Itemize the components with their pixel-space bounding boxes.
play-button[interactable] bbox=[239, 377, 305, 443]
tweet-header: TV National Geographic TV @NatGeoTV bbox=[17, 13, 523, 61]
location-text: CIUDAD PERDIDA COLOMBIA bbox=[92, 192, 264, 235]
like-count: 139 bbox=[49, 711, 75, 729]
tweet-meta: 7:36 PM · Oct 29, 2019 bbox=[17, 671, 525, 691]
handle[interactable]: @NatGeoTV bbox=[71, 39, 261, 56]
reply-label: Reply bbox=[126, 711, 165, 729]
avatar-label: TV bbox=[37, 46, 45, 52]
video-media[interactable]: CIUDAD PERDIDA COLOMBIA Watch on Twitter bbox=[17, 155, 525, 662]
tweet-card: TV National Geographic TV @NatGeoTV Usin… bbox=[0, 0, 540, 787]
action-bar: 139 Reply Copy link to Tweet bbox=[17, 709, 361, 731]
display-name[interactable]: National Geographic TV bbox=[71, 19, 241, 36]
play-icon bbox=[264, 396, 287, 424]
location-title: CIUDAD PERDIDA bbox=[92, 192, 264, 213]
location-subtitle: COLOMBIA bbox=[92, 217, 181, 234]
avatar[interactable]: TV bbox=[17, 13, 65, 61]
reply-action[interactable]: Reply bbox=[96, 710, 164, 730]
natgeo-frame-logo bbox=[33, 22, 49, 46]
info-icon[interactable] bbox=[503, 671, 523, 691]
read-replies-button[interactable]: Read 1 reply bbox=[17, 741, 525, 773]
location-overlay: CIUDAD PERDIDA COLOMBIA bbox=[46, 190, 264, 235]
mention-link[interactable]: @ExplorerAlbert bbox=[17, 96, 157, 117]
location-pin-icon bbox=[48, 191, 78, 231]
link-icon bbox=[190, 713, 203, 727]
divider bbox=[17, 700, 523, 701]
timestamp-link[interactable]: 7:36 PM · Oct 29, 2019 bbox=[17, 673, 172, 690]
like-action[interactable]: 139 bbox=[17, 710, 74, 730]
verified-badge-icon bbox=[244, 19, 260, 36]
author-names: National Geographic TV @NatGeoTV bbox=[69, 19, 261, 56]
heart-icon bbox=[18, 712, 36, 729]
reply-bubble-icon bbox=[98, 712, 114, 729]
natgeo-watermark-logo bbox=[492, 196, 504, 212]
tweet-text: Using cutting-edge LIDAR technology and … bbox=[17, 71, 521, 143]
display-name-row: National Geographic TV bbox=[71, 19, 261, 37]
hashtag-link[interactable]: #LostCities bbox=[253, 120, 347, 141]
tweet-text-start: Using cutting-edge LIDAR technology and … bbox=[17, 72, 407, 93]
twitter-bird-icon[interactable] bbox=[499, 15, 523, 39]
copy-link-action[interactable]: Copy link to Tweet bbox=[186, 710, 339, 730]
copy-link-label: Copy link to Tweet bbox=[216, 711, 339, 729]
※
§ Given problem: Copy the listing from its first line through the line containing "tweet-text: Using cutting-edge", and swap in "PERU" for "COLOMBIA" each place it occurs, keeping everything else the same. Give only those lines.

§ Result of this task:
Itemize the components with their pixel-space bounding boxes.
play-button[interactable] bbox=[239, 377, 305, 443]
tweet-header: TV National Geographic TV @NatGeoTV bbox=[17, 13, 523, 61]
location-text: CIUDAD PERDIDA PERU bbox=[92, 192, 264, 235]
like-count: 139 bbox=[49, 711, 75, 729]
tweet-meta: 7:36 PM · Oct 29, 2019 bbox=[17, 671, 525, 691]
handle[interactable]: @NatGeoTV bbox=[71, 39, 261, 56]
reply-label: Reply bbox=[126, 711, 165, 729]
avatar-label: TV bbox=[37, 46, 45, 52]
video-media[interactable]: CIUDAD PERDIDA PERU Watch on Twitter bbox=[17, 155, 525, 662]
tweet-card: TV National Geographic TV @NatGeoTV Usin… bbox=[0, 0, 540, 787]
action-bar: 139 Reply Copy link to Tweet bbox=[17, 709, 361, 731]
display-name[interactable]: National Geographic TV bbox=[71, 19, 241, 36]
play-icon bbox=[264, 396, 287, 424]
location-title: CIUDAD PERDIDA bbox=[92, 192, 264, 213]
location-subtitle: PERU bbox=[92, 217, 181, 234]
avatar[interactable]: TV bbox=[17, 13, 65, 61]
reply-action[interactable]: Reply bbox=[96, 710, 164, 730]
natgeo-frame-logo bbox=[33, 22, 49, 46]
info-icon[interactable] bbox=[503, 671, 523, 691]
read-replies-button[interactable]: Read 1 reply bbox=[17, 741, 525, 773]
location-overlay: CIUDAD PERDIDA PERU bbox=[46, 190, 264, 235]
mention-link[interactable]: @ExplorerAlbert bbox=[17, 96, 157, 117]
location-pin-icon bbox=[48, 191, 78, 231]
link-icon bbox=[190, 713, 203, 727]
divider bbox=[17, 700, 523, 701]
timestamp-link[interactable]: 7:36 PM · Oct 29, 2019 bbox=[17, 673, 172, 690]
like-action[interactable]: 139 bbox=[17, 710, 74, 730]
verified-badge-icon bbox=[244, 19, 260, 36]
author-names: National Geographic TV @NatGeoTV bbox=[69, 19, 261, 56]
heart-icon bbox=[18, 712, 36, 729]
reply-bubble-icon bbox=[98, 712, 114, 729]
natgeo-watermark-logo bbox=[492, 196, 504, 212]
tweet-text: Using cutting-edge LIDAR technology and … bbox=[17, 71, 521, 143]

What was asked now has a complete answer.